>> BEGIN ENTRIES
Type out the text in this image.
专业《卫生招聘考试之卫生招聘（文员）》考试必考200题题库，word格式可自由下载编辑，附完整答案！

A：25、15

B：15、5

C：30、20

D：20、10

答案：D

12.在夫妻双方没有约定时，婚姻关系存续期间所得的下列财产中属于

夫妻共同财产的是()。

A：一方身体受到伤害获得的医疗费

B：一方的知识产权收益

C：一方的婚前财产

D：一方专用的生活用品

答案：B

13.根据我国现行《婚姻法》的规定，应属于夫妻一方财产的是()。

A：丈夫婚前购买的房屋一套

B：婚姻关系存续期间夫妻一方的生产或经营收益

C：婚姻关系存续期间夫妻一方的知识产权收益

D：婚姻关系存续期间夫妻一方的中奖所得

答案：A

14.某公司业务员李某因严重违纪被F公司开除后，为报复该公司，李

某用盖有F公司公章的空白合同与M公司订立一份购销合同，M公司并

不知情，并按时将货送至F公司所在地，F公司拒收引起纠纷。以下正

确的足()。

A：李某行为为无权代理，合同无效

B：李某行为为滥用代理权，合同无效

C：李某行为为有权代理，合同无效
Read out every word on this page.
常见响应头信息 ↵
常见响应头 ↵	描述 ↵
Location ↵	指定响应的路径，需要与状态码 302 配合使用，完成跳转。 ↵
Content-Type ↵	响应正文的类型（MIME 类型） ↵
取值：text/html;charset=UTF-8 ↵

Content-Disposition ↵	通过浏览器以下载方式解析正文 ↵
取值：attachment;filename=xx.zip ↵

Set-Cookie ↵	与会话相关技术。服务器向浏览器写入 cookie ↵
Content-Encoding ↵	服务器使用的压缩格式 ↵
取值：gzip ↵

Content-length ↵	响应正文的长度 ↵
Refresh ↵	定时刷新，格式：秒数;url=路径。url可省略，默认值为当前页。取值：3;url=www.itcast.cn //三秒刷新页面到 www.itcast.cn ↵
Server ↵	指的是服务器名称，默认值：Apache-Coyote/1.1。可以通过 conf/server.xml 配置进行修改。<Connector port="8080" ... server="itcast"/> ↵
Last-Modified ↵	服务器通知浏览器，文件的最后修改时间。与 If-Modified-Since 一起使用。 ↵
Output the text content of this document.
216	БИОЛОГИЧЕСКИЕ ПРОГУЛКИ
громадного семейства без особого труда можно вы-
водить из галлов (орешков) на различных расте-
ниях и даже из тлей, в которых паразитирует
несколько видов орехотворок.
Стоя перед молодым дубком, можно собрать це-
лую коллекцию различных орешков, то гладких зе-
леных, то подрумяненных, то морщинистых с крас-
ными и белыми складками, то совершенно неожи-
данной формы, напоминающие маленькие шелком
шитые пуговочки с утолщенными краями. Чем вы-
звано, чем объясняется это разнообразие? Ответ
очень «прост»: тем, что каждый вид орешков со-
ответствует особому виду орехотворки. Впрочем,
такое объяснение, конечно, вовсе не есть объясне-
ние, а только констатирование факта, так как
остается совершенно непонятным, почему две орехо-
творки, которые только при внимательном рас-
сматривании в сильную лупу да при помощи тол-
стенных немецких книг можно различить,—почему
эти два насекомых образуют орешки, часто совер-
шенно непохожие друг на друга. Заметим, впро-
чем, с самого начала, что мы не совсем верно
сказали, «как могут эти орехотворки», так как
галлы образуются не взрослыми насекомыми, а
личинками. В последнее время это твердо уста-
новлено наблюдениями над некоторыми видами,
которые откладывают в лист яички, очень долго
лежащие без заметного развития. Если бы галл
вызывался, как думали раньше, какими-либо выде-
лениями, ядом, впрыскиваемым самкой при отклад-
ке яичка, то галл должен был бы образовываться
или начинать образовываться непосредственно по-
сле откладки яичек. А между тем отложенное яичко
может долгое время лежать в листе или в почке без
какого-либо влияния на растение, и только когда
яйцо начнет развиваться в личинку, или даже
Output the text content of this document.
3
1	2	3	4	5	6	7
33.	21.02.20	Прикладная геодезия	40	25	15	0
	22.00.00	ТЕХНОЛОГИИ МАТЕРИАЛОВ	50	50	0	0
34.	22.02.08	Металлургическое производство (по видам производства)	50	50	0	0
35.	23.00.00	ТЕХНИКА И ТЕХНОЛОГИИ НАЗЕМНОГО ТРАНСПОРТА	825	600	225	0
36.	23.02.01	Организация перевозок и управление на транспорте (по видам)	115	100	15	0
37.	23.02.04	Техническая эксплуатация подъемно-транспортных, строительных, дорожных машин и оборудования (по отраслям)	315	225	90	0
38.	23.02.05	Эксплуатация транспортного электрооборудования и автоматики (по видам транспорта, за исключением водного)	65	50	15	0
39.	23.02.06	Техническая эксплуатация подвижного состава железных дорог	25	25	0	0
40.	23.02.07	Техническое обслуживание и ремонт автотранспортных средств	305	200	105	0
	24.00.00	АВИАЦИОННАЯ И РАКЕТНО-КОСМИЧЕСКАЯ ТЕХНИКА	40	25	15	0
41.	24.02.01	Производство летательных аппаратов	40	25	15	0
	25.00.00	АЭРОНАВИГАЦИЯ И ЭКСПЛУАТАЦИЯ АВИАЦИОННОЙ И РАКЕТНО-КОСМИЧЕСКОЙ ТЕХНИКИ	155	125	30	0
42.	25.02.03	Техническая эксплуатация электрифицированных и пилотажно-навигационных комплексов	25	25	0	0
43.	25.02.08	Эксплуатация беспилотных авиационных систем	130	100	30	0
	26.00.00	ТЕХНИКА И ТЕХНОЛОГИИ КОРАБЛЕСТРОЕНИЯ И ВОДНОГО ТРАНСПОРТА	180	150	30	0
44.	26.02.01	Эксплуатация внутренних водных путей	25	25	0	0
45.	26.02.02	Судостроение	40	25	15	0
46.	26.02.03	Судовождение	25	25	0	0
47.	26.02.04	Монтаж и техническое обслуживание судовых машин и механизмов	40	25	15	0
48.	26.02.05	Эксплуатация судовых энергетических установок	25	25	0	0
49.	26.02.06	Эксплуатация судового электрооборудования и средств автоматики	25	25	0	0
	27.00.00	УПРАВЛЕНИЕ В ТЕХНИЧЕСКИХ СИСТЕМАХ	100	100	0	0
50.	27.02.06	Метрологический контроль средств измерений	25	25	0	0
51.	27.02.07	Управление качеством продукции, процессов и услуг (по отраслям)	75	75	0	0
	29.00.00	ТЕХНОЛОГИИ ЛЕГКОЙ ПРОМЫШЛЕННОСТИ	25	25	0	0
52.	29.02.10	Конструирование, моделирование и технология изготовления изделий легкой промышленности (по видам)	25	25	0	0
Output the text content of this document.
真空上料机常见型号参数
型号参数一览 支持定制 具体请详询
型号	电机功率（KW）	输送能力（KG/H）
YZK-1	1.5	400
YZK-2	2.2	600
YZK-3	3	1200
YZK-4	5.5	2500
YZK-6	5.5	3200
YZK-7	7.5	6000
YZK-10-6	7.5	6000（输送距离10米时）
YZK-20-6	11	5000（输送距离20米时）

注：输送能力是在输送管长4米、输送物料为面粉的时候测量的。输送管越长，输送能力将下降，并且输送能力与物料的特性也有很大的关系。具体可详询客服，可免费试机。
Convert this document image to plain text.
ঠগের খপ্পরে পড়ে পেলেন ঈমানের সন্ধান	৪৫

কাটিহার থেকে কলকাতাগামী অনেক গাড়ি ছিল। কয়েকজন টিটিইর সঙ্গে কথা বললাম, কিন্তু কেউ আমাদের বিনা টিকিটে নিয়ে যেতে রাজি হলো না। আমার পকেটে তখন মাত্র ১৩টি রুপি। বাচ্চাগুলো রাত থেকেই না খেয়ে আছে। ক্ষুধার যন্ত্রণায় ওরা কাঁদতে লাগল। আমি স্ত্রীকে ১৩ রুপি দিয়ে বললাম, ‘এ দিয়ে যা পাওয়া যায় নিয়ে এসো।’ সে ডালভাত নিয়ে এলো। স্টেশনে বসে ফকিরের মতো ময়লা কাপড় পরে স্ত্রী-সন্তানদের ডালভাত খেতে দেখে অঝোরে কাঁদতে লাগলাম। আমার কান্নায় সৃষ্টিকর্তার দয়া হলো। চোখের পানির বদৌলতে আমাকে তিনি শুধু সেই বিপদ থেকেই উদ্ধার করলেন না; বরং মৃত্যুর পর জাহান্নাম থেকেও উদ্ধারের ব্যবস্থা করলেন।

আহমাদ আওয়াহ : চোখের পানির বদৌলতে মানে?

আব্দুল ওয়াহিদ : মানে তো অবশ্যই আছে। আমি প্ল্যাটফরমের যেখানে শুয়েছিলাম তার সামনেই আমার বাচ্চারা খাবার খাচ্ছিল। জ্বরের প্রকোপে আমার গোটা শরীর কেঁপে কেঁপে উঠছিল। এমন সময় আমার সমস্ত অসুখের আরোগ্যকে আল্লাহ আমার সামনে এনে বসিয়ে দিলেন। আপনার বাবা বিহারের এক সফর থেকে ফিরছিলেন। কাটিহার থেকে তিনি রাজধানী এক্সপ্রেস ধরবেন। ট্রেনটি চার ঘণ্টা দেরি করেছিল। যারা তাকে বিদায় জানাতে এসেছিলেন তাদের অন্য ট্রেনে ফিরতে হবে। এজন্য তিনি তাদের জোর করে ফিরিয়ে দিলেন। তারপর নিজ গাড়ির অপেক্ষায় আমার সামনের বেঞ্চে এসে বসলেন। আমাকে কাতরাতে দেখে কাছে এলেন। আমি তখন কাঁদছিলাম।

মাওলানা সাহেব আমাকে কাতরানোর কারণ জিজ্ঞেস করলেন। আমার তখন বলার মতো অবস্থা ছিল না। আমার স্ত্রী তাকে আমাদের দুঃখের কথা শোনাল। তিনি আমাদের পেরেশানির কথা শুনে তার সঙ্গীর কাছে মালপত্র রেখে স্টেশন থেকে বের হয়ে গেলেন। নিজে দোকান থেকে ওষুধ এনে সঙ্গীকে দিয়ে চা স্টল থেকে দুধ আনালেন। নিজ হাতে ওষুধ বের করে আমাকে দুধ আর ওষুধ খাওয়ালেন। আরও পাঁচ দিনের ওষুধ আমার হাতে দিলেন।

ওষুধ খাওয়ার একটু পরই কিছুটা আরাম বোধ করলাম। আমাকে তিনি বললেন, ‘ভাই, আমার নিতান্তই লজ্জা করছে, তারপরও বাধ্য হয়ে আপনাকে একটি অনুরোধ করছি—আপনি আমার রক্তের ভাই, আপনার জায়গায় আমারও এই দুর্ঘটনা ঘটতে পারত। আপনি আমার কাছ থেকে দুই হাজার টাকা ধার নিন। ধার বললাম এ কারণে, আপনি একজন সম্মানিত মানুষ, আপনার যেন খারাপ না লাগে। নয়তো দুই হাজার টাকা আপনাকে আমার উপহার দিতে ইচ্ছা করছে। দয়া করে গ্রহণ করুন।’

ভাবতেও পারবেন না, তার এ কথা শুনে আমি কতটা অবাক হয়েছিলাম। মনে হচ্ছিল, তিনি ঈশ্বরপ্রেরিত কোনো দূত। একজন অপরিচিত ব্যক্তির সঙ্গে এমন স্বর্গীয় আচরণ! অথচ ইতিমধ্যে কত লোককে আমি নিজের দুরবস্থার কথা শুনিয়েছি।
>> END ENTRIES
EXERCISE TASK
Select all lines in the listing above where the word "image" appears, and show them.

RESULT FOR THIS TASK
Type out the text in this image.
Convert this document image to plain text.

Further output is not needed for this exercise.